┌─ MATERIAL FOR THIS TASK
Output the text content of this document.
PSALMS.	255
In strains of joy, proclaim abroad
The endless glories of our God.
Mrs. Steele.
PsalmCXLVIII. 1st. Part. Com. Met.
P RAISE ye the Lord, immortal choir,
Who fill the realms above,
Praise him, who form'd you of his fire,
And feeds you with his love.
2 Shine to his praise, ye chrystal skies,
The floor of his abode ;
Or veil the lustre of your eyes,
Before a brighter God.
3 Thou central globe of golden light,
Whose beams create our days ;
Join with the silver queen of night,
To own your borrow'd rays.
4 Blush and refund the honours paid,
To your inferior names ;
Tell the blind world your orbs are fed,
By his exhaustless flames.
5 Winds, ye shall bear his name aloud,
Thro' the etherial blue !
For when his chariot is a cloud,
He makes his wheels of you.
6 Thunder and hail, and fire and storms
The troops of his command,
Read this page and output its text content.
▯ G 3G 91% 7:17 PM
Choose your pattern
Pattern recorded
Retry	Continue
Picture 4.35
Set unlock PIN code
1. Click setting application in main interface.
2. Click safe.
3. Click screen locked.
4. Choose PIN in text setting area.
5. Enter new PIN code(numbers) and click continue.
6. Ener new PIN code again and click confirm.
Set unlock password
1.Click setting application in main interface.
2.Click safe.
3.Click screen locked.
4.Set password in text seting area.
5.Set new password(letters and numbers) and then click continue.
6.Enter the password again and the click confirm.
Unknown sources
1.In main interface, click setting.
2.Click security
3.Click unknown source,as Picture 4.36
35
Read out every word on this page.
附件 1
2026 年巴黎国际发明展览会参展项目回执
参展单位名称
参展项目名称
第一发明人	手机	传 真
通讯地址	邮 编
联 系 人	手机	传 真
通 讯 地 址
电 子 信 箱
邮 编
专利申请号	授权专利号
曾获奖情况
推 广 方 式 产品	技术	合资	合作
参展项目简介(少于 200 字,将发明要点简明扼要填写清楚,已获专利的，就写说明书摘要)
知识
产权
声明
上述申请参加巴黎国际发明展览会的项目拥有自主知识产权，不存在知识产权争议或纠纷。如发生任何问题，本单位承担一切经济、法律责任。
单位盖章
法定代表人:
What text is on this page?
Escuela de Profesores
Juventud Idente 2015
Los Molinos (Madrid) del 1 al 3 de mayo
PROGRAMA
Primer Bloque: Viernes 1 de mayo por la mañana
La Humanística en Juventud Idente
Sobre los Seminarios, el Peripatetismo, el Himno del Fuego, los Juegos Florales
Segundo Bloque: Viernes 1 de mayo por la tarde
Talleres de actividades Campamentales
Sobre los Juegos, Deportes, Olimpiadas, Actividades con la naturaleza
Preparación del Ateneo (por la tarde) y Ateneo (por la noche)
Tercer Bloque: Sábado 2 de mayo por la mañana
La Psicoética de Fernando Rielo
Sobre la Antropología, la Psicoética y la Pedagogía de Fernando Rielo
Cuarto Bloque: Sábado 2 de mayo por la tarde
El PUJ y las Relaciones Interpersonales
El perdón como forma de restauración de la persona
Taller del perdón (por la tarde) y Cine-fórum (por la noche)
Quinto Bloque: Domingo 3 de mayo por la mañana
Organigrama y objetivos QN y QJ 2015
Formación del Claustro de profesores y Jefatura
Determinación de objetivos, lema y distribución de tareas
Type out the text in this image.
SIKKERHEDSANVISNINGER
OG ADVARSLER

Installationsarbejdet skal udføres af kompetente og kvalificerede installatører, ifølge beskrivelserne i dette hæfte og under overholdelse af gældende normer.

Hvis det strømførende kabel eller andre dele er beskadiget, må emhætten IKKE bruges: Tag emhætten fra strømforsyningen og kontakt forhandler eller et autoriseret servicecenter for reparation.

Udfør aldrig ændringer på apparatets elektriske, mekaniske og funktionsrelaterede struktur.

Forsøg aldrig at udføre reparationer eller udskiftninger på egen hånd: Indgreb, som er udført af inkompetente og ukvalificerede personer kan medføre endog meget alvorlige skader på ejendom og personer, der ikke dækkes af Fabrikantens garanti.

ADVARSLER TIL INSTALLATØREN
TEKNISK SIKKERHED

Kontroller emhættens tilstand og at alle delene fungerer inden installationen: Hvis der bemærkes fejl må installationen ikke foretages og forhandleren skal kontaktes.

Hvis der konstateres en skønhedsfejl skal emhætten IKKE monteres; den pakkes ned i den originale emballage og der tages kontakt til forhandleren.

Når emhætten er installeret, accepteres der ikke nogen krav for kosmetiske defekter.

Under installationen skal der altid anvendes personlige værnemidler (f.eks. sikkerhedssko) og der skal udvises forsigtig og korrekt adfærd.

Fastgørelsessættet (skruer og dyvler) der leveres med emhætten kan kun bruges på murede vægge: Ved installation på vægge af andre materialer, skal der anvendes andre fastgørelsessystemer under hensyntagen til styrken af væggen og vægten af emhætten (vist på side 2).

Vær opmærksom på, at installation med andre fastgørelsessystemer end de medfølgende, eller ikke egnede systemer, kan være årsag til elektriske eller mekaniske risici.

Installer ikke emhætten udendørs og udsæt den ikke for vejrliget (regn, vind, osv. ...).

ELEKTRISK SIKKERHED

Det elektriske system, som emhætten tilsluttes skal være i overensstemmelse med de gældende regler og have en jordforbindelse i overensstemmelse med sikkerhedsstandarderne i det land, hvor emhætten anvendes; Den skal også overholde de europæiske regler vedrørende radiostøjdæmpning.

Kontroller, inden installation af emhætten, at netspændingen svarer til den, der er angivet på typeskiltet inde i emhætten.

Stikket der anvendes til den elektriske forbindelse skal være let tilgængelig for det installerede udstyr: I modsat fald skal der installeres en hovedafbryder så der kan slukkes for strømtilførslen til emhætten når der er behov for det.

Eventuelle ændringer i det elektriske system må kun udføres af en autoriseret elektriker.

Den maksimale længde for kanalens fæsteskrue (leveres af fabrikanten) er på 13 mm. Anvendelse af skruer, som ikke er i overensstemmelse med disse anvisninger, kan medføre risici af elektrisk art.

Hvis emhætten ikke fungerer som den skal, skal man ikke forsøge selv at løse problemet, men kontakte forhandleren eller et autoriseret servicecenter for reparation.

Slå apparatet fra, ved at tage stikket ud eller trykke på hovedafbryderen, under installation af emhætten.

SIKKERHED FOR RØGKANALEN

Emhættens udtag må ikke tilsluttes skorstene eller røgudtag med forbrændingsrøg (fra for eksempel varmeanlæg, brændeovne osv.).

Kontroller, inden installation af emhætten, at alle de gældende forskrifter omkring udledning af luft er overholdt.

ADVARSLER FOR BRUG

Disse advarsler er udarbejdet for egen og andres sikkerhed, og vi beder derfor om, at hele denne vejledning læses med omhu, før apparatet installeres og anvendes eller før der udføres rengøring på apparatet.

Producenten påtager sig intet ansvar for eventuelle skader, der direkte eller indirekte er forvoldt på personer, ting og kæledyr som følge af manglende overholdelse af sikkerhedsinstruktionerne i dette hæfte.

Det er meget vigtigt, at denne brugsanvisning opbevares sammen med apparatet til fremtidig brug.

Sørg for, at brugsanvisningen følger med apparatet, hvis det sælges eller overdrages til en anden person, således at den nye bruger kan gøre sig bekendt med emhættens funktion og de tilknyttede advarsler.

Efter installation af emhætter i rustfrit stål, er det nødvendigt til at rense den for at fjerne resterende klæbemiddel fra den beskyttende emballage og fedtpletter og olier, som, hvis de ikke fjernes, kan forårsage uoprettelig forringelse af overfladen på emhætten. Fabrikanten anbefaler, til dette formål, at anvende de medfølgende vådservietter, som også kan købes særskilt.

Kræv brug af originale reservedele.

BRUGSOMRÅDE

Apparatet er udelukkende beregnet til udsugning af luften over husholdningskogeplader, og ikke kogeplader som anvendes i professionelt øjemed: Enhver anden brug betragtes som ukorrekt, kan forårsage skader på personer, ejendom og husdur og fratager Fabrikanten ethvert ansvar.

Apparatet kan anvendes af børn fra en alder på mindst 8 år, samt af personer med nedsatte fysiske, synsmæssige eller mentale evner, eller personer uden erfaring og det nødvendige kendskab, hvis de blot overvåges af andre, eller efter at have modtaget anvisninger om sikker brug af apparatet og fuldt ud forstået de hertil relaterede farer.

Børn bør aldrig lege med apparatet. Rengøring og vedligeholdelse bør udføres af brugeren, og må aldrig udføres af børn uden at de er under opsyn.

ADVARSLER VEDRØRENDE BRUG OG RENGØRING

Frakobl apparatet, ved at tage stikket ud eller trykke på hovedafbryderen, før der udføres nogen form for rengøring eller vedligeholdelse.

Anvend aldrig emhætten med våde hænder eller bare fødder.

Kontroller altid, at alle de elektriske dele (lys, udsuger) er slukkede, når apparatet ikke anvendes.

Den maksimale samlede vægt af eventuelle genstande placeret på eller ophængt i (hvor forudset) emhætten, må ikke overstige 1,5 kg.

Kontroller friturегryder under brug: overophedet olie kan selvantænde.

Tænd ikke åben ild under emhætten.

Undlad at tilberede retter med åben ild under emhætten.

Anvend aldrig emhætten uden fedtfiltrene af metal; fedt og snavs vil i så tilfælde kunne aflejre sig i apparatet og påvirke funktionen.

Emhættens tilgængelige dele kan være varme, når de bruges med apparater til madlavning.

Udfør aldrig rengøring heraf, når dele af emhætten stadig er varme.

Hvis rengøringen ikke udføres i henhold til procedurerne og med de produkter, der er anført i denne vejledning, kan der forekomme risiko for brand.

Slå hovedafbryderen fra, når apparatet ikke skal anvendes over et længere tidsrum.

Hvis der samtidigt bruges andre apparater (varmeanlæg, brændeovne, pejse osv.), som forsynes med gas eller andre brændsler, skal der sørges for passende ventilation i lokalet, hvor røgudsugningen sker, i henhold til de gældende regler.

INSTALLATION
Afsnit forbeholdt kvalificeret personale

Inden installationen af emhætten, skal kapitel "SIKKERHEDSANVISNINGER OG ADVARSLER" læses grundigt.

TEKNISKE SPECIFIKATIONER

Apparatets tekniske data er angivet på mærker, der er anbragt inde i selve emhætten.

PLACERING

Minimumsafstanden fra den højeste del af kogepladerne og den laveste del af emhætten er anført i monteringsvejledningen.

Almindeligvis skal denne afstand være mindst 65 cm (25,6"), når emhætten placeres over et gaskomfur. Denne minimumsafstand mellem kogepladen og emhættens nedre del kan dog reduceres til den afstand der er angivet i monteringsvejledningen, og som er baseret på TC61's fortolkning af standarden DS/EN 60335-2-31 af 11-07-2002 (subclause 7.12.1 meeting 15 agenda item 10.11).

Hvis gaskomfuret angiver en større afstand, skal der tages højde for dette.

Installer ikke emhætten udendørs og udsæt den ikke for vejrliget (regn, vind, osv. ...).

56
└─
INSTRUCTIONS TO FOLLOW:
Filter out every line that lacks the word "tilsluttes", and copy the rest.

THE SOLUTION:
Det elektriske system, som emhætten tilsluttes skal være i overensstemmelse med de gældende regler og have en jordforbindelse i overensstemmelse med sikkerhedsstandarderne i det land, hvor emhætten anvendes; Den skal også overholde de europæiske regler vedrørende radiostøjdæmpning.
Emhættens udtag må ikke tilsluttes skorstene eller røgudtag med forbrændingsrøg (fra for eksempel varmeanlæg, brændeovne osv.).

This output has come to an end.